▶ [BRIEF]: Identify every line in the records below that contains the word "Facultad", and reproduce each one.

▶ [PROVIDED MATERIAL]:
>> Start

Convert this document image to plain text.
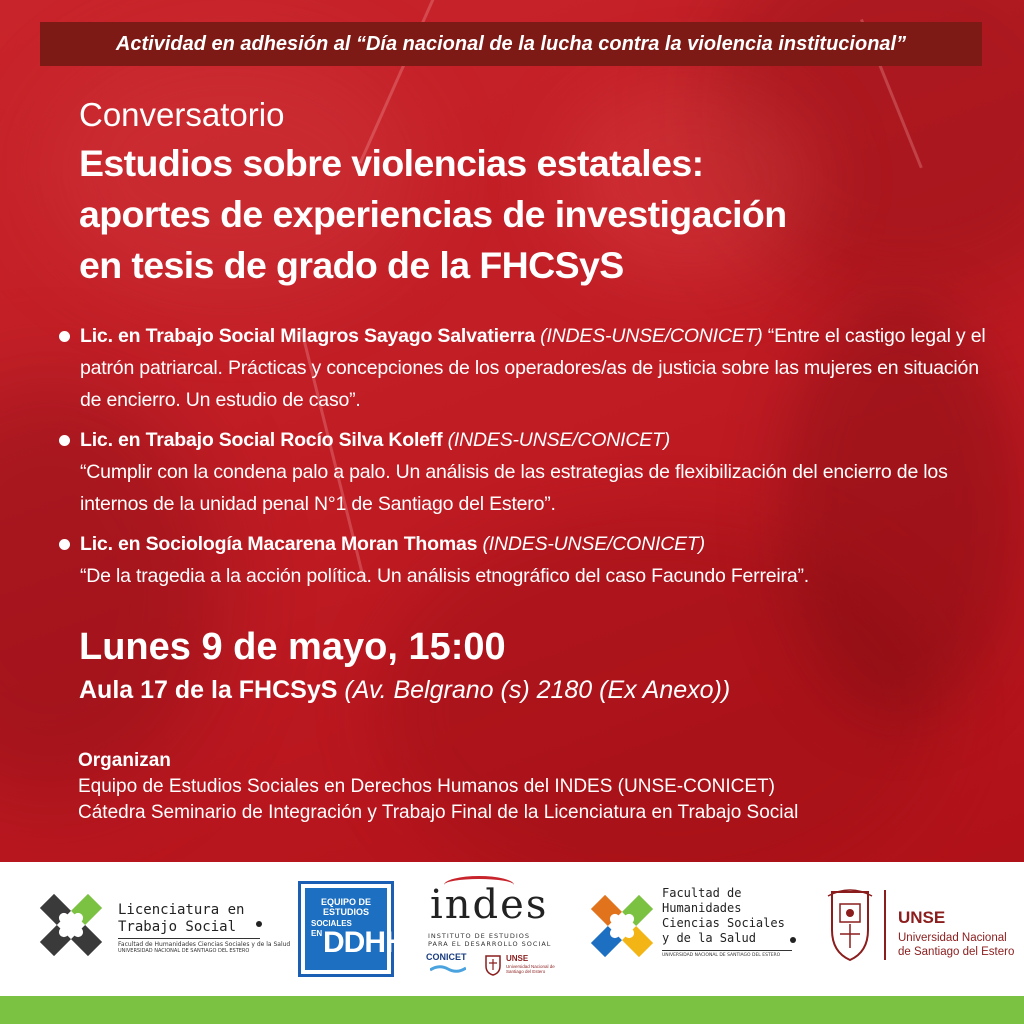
Actividad en adhesión al “Día nacional de la lucha contra la violencia institucional”
Conversatorio
Estudios sobre violencias estatales:
aportes de experiencias de investigación
en tesis de grado de la FHCSyS

Lic. en Trabajo Social Milagros Sayago Salvatierra (INDES-UNSE/CONICET) “Entre el castigo legal y el patrón patriarcal. Prácticas y concepciones de los operadores/as de justicia sobre las mujeres en situación de encierro. Un estudio de caso”.

Lic. en Trabajo Social Rocío Silva Koleff (INDES-UNSE/CONICET)
“Cumplir con la condena palo a palo. Un análisis de las estrategias de flexibilización del encierro de los internos de la unidad penal N°1 de Santiago del Estero”.

Lic. en Sociología Macarena Moran Thomas (INDES-UNSE/CONICET)
“De la tragedia a la acción política. Un análisis etnográfico del caso Facundo Ferreira”.

Lunes 9 de mayo, 15:00
Aula 17 de la FHCSyS (Av. Belgrano (s) 2180 (Ex Anexo))
Organizan
Equipo de Estudios Sociales en Derechos Humanos del INDES (UNSE-CONICET)
Cátedra Seminario de Integración y Trabajo Final de la Licenciatura en Trabajo Social
Licenciatura en
Trabajo Social
Facultad de Humanidades Ciencias Sociales y de la Salud
UNIVERSIDAD NACIONAL DE SANTIAGO DEL ESTERO
EQUIPO DE ESTUDIOS
SOCIALES
EN DDHH
indes
INSTITUTO DE ESTUDIOS
PARA EL DESARROLLO SOCIAL
CONICET	UNSE
Universidad Nacional de Santiago del Estero
Facultad de
Humanidades
Ciencias Sociales
y de la Salud
UNIVERSIDAD NACIONAL DE SANTIAGO DEL ESTERO
UNSE
Universidad Nacional
de Santiago del Estero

>> End

▶ [SOLUTION]:
Facultad de Humanidades Ciencias Sociales y de la Salud
Facultad de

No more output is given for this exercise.